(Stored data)

□ □ □ □ □

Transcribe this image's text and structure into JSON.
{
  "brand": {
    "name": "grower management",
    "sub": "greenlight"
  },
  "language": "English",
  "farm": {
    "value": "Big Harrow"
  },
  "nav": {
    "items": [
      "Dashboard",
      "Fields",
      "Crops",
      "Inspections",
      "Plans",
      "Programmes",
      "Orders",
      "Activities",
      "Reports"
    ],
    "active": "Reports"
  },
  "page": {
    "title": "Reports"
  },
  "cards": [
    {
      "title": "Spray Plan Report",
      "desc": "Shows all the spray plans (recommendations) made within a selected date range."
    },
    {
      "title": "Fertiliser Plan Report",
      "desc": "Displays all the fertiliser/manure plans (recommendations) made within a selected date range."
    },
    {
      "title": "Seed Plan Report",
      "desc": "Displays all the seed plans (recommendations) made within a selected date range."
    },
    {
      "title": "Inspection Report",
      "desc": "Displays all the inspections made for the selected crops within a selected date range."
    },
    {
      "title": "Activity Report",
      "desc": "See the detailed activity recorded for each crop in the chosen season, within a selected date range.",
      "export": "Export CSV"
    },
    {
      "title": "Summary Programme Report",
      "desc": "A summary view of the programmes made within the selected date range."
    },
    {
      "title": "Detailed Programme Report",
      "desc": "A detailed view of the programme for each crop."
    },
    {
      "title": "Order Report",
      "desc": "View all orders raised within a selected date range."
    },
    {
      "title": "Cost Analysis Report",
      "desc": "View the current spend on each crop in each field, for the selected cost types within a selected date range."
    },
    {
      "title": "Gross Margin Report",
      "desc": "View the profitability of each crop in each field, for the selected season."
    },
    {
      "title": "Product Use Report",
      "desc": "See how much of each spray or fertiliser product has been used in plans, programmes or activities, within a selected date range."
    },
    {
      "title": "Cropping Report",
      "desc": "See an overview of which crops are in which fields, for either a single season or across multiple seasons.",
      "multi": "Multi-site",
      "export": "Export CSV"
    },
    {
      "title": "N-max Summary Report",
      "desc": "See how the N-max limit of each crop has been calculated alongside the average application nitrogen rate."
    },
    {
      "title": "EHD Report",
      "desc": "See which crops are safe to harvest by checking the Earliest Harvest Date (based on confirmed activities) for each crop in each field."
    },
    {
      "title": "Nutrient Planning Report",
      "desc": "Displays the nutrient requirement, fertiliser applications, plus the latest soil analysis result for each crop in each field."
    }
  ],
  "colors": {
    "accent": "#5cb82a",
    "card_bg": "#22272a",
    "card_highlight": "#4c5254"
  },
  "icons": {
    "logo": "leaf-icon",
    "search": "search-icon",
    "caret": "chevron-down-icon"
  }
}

□ □ □ □ □

• _REQUIRED TASK_: Among the lines of the material, find those that hold the word "range" and copy them.

• _RESULT OF THIS TASK_:
      "desc": "Shows all the spray plans (recommendations) made within a selected date range."
      "desc": "Displays all the fertiliser/manure plans (recommendations) made within a selected date range."
      "desc": "Displays all the seed plans (recommendations) made within a selected date range."
      "desc": "Displays all the inspections made for the selected crops within a selected date range."
      "desc": "See the detailed activity recorded for each crop in the chosen season, within a selected date range.",
      "desc": "A summary view of the programmes made within the selected date range."
      "desc": "View all orders raised within a selected date range."
      "desc": "View the current spend on each crop in each field, for the selected cost types within a selected date range."
      "desc": "See how much of each spray or fertiliser product has been used in plans, programmes or activities, within a selected date range."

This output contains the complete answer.